→ The exercise: Output the material below unchanged, apart from leaving out the pictures.

___

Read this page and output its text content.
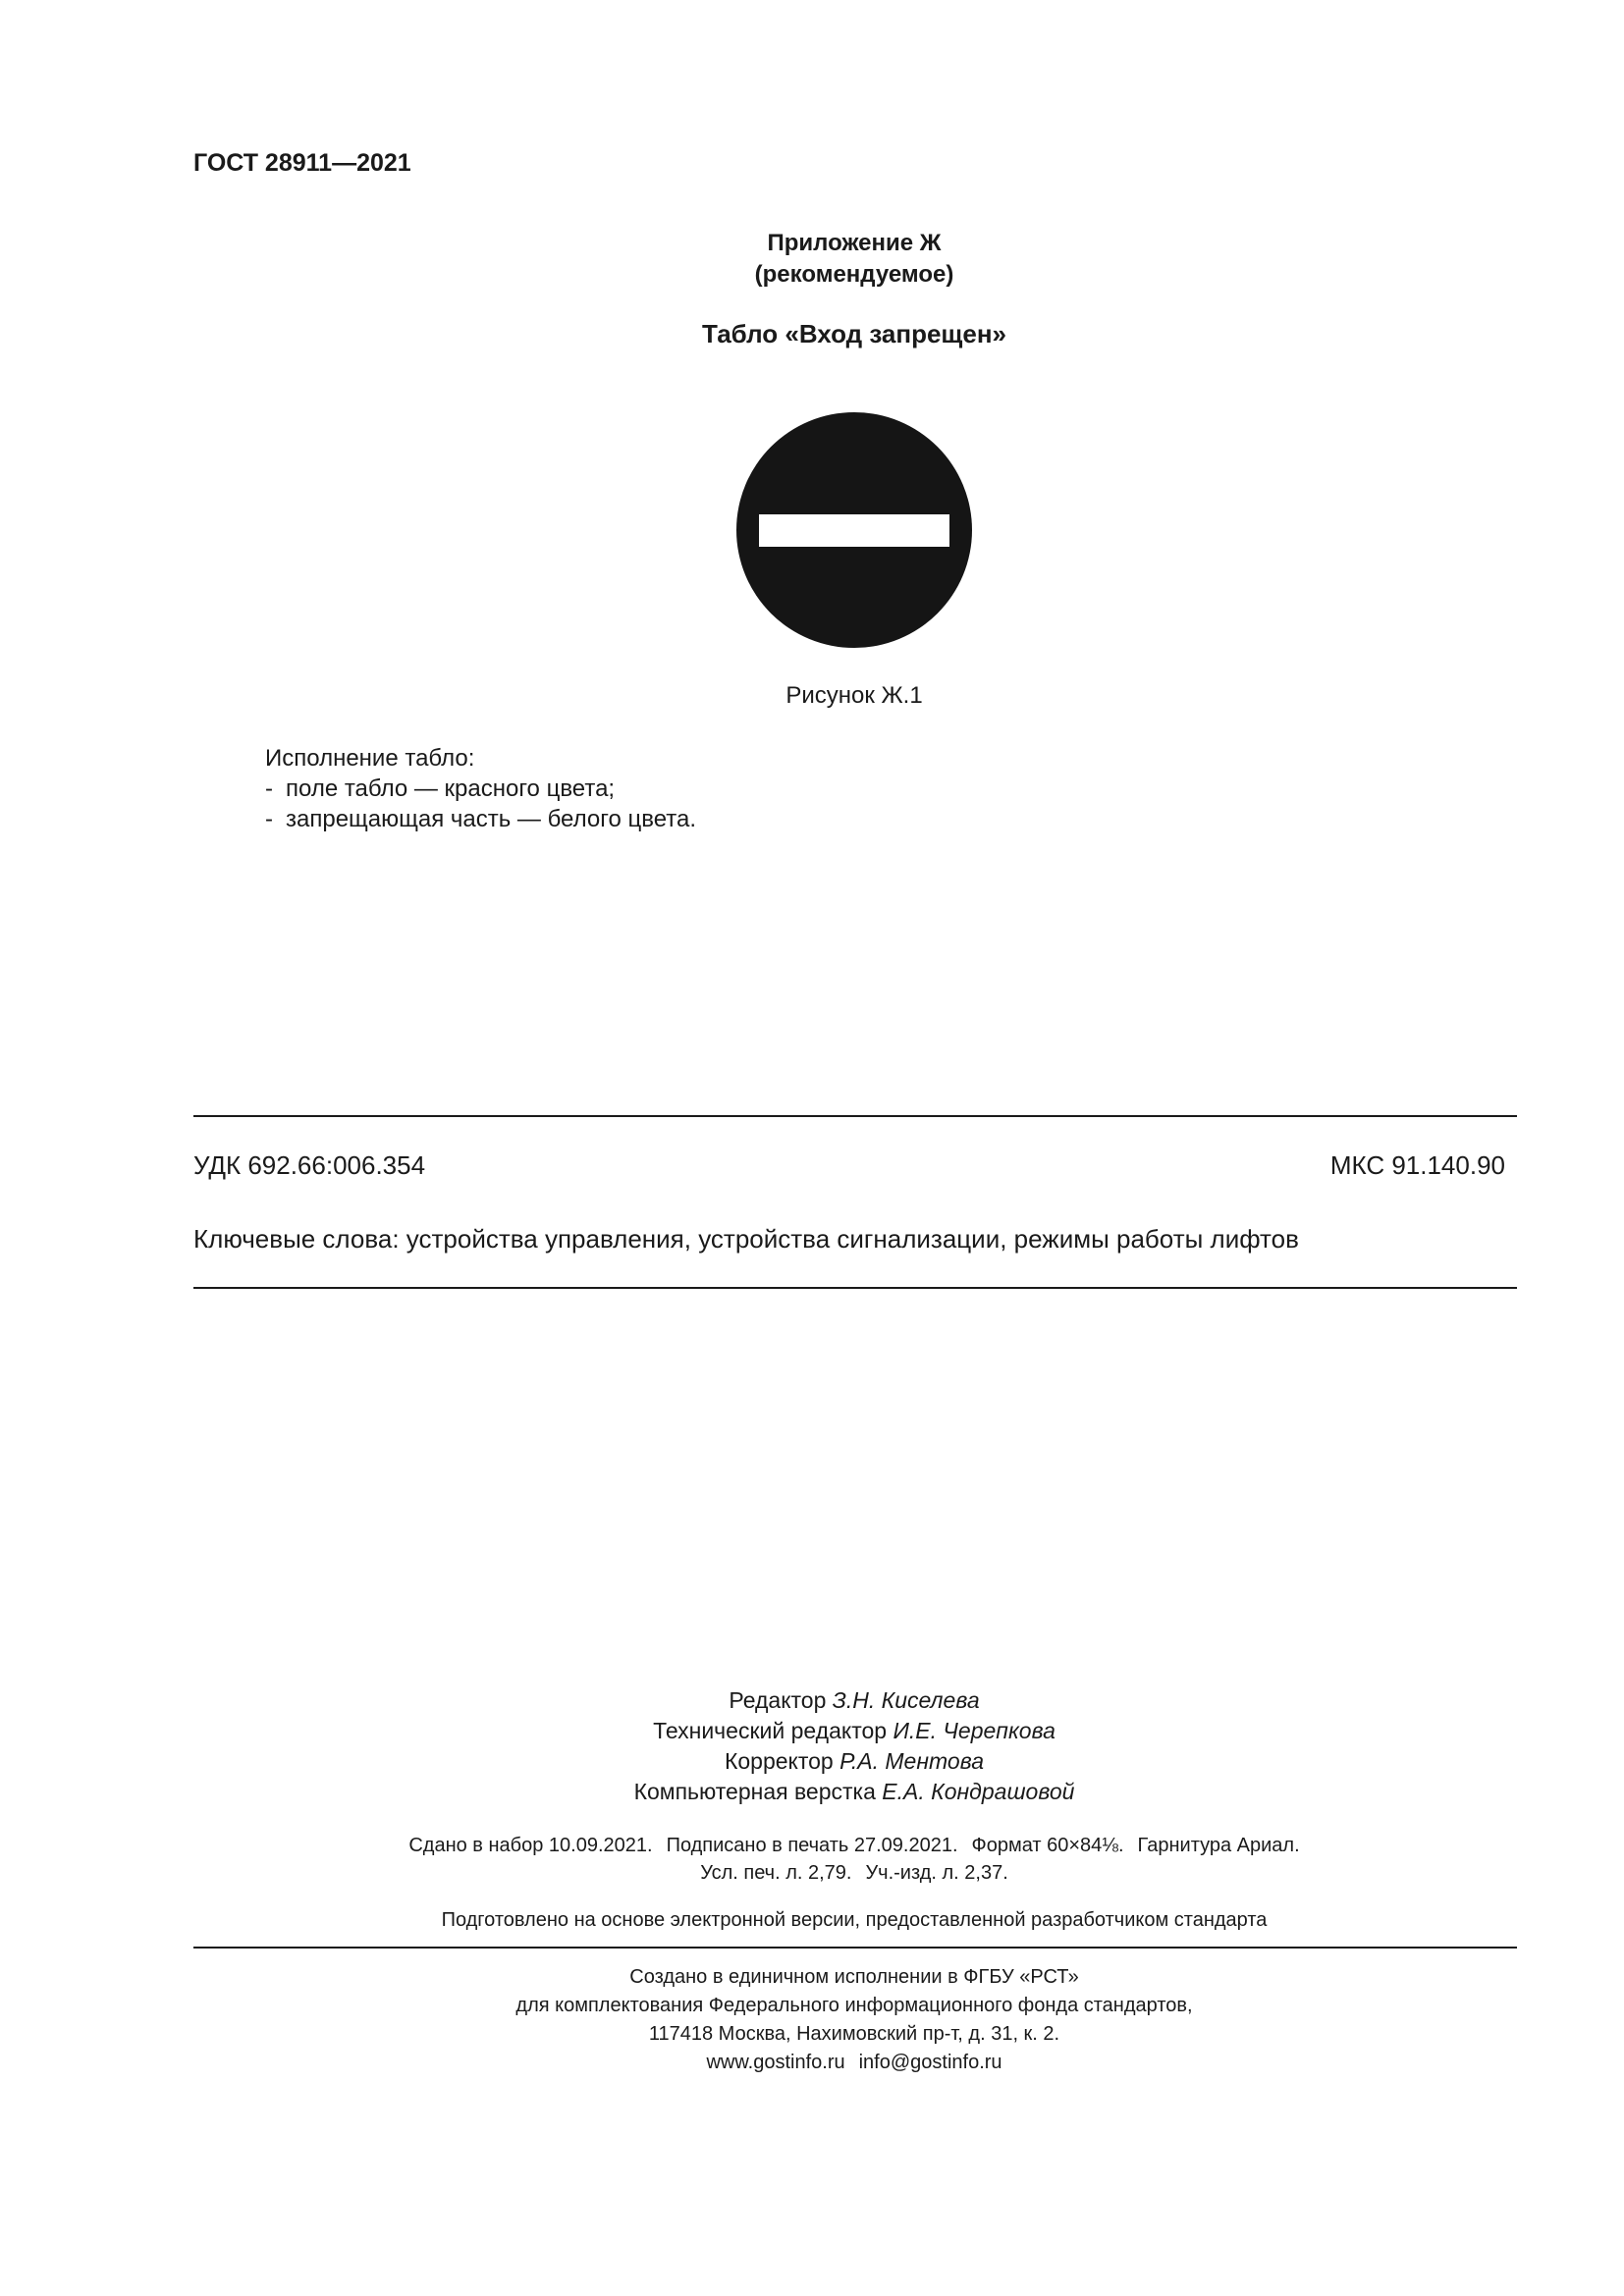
ГОСТ 28911—2021
Приложение Ж
(рекомендуемое)
Табло «Вход запрещен»
Рисунок Ж.1
Исполнение табло:
- поле табло — красного цвета;
- запрещающая часть — белого цвета.
УДК 692.66:006.354	МКС 91.140.90
Ключевые слова: устройства управления, устройства сигнализации, режимы работы лифтов
Редактор З.Н. Киселева
Технический редактор И.Е. Черепкова
Корректор Р.А. Ментова
Компьютерная верстка Е.А. Кондрашовой
Сдано в набор 10.09.2021. Подписано в печать 27.09.2021. Формат 60×84⅛. Гарнитура Ариал.
Усл. печ. л. 2,79. Уч.-изд. л. 2,37.
Подготовлено на основе электронной версии, предоставленной разработчиком стандарта
Создано в единичном исполнении в ФГБУ «РСТ»
для комплектования Федерального информационного фонда стандартов,
117418 Москва, Нахимовский пр-т, д. 31, к. 2.
www.gostinfo.ru info@gostinfo.ru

___

→ Problem solution:
Read this page and output its text content.
ГОСТ 28911—2021
Приложение Ж
(рекомендуемое)
Табло «Вход запрещен»
Рисунок Ж.1
Исполнение табло:
- поле табло — красного цвета;
- запрещающая часть — белого цвета.
УДК 692.66:006.354	МКС 91.140.90
Ключевые слова: устройства управления, устройства сигнализации, режимы работы лифтов
Редактор З.Н. Киселева
Технический редактор И.Е. Черепкова
Корректор Р.А. Ментова
Компьютерная верстка Е.А. Кондрашовой
Сдано в набор 10.09.2021. Подписано в печать 27.09.2021. Формат 60×84⅛. Гарнитура Ариал.
Усл. печ. л. 2,79. Уч.-изд. л. 2,37.
Подготовлено на основе электронной версии, предоставленной разработчиком стандарта
Создано в единичном исполнении в ФГБУ «РСТ»
для комплектования Федерального информационного фонда стандартов,
117418 Москва, Нахимовский пр-т, д. 31, к. 2.
www.gostinfo.ru info@gostinfo.ru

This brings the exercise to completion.